## PROVIDED RECORDS
______
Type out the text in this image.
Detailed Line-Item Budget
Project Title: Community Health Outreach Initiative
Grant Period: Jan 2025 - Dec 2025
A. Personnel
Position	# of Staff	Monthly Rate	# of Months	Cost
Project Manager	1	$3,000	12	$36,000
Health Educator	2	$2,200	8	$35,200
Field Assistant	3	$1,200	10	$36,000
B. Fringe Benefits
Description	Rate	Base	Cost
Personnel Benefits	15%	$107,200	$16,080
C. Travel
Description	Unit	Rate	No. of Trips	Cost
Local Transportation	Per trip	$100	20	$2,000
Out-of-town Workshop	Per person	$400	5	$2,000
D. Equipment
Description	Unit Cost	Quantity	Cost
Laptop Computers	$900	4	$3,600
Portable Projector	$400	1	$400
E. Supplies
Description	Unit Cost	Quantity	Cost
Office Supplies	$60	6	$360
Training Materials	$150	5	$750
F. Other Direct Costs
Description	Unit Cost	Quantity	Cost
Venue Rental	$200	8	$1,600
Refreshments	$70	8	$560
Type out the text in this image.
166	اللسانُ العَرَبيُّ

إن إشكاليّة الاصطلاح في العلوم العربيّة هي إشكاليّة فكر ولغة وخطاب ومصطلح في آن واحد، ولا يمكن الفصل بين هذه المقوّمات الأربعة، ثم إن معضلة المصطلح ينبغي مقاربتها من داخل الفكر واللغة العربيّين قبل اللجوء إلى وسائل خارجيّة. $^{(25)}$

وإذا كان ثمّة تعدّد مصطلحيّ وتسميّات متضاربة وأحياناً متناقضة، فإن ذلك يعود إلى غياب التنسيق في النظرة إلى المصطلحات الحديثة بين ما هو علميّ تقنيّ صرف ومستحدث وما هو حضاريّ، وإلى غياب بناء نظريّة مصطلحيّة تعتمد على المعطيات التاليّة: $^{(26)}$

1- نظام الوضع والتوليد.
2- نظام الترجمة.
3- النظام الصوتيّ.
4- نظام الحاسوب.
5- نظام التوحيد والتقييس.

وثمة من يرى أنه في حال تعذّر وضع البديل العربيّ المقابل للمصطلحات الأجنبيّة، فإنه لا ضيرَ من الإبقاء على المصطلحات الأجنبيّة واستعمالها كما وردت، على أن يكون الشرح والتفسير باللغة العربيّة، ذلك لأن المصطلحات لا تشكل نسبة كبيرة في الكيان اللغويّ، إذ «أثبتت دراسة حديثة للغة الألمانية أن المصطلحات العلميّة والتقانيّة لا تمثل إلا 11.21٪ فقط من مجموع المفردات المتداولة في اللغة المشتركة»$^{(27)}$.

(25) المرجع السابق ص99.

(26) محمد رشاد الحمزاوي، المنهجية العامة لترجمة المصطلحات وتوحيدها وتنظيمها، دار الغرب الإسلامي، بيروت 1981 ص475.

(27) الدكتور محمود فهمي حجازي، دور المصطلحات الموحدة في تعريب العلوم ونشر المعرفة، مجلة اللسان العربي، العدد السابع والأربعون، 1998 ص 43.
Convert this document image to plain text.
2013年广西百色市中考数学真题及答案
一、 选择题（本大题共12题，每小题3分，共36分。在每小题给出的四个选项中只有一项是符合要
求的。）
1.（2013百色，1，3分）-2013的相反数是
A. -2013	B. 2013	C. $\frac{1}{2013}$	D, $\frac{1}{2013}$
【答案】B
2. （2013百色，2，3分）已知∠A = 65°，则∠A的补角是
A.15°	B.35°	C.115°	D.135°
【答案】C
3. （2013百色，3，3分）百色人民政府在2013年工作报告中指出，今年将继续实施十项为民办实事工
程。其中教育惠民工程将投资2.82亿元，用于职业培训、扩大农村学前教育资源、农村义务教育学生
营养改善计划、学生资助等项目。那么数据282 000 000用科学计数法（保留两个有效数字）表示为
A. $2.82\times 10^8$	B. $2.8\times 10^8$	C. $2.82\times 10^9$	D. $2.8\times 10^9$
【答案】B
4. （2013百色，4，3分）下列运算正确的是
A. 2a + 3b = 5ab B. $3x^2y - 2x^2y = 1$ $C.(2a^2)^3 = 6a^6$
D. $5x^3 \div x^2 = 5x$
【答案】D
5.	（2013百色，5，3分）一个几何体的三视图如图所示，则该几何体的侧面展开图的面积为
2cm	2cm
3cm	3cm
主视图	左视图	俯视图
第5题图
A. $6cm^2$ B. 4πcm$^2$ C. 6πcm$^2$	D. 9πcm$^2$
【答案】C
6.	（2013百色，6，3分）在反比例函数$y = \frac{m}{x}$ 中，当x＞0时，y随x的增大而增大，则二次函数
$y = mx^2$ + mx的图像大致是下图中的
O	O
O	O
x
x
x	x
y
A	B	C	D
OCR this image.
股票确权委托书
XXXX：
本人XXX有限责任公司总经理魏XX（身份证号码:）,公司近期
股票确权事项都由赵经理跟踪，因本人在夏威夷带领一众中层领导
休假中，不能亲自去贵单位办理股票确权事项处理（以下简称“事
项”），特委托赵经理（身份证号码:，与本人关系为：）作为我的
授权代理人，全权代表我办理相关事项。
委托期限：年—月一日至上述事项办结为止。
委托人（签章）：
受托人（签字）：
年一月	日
______
## TO BE DONE
Output the records verbatim, from the first line to the last.

## TASK RESPONSE
Type out the text in this image.
Detailed Line-Item Budget
Project Title: Community Health Outreach Initiative
Grant Period: Jan 2025 - Dec 2025
A. Personnel
Position	# of Staff	Monthly Rate	# of Months	Cost
Project Manager	1	$3,000	12	$36,000
Health Educator	2	$2,200	8	$35,200
Field Assistant	3	$1,200	10	$36,000
B. Fringe Benefits
Description	Rate	Base	Cost
Personnel Benefits	15%	$107,200	$16,080
C. Travel
Description	Unit	Rate	No. of Trips	Cost
Local Transportation	Per trip	$100	20	$2,000
Out-of-town Workshop	Per person	$400	5	$2,000
D. Equipment
Description	Unit Cost	Quantity	Cost
Laptop Computers	$900	4	$3,600
Portable Projector	$400	1	$400
E. Supplies
Description	Unit Cost	Quantity	Cost
Office Supplies	$60	6	$360
Training Materials	$150	5	$750
F. Other Direct Costs
Description	Unit Cost	Quantity	Cost
Venue Rental	$200	8	$1,600
Refreshments	$70	8	$560
Type out the text in this image.
166	اللسانُ العَرَبيُّ

إن إشكاليّة الاصطلاح في العلوم العربيّة هي إشكاليّة فكر ولغة وخطاب ومصطلح في آن واحد، ولا يمكن الفصل بين هذه المقوّمات الأربعة، ثم إن معضلة المصطلح ينبغي مقاربتها من داخل الفكر واللغة العربيّين قبل اللجوء إلى وسائل خارجيّة. $^{(25)}$

وإذا كان ثمّة تعدّد مصطلحيّ وتسميّات متضاربة وأحياناً متناقضة، فإن ذلك يعود إلى غياب التنسيق في النظرة إلى المصطلحات الحديثة بين ما هو علميّ تقنيّ صرف ومستحدث وما هو حضاريّ، وإلى غياب بناء نظريّة مصطلحيّة تعتمد على المعطيات التاليّة: $^{(26)}$

1- نظام الوضع والتوليد.
2- نظام الترجمة.
3- النظام الصوتيّ.
4- نظام الحاسوب.
5- نظام التوحيد والتقييس.

وثمة من يرى أنه في حال تعذّر وضع البديل العربيّ المقابل للمصطلحات الأجنبيّة، فإنه لا ضيرَ من الإبقاء على المصطلحات الأجنبيّة واستعمالها كما وردت، على أن يكون الشرح والتفسير باللغة العربيّة، ذلك لأن المصطلحات لا تشكل نسبة كبيرة في الكيان اللغويّ، إذ «أثبتت دراسة حديثة للغة الألمانية أن المصطلحات العلميّة والتقانيّة لا تمثل إلا 11.21٪ فقط من مجموع المفردات المتداولة في اللغة المشتركة»$^{(27)}$.

(25) المرجع السابق ص99.

(26) محمد رشاد الحمزاوي، المنهجية العامة لترجمة المصطلحات وتوحيدها وتنظيمها، دار الغرب الإسلامي، بيروت 1981 ص475.

(27) الدكتور محمود فهمي حجازي، دور المصطلحات الموحدة في تعريب العلوم ونشر المعرفة، مجلة اللسان العربي، العدد السابع والأربعون، 1998 ص 43.
Convert this document image to plain text.
2013年广西百色市中考数学真题及答案
一、 选择题（本大题共12题，每小题3分，共36分。在每小题给出的四个选项中只有一项是符合要
求的。）
1.（2013百色，1，3分）-2013的相反数是
A. -2013	B. 2013	C. $\frac{1}{2013}$	D, $\frac{1}{2013}$
【答案】B
2. （2013百色，2，3分）已知∠A = 65°，则∠A的补角是
A.15°	B.35°	C.115°	D.135°
【答案】C
3. （2013百色，3，3分）百色人民政府在2013年工作报告中指出，今年将继续实施十项为民办实事工
程。其中教育惠民工程将投资2.82亿元，用于职业培训、扩大农村学前教育资源、农村义务教育学生
营养改善计划、学生资助等项目。那么数据282 000 000用科学计数法（保留两个有效数字）表示为
A. $2.82\times 10^8$	B. $2.8\times 10^8$	C. $2.82\times 10^9$	D. $2.8\times 10^9$
【答案】B
4. （2013百色，4，3分）下列运算正确的是
A. 2a + 3b = 5ab B. $3x^2y - 2x^2y = 1$ $C.(2a^2)^3 = 6a^6$
D. $5x^3 \div x^2 = 5x$
【答案】D
5.	（2013百色，5，3分）一个几何体的三视图如图所示，则该几何体的侧面展开图的面积为
2cm	2cm
3cm	3cm
主视图	左视图	俯视图
第5题图
A. $6cm^2$ B. 4πcm$^2$ C. 6πcm$^2$	D. 9πcm$^2$
【答案】C
6.	（2013百色，6，3分）在反比例函数$y = \frac{m}{x}$ 中，当x＞0时，y随x的增大而增大，则二次函数
$y = mx^2$ + mx的图像大致是下图中的
O	O
O	O
x
x
x	x
y
A	B	C	D
OCR this image.
股票确权委托书
XXXX：
本人XXX有限责任公司总经理魏XX（身份证号码:）,公司近期
股票确权事项都由赵经理跟踪，因本人在夏威夷带领一众中层领导
休假中，不能亲自去贵单位办理股票确权事项处理（以下简称“事
项”），特委托赵经理（身份证号码:，与本人关系为：）作为我的
授权代理人，全权代表我办理相关事项。
委托期限：年—月一日至上述事项办结为止。
委托人（签章）：
受托人（签字）：
年一月	日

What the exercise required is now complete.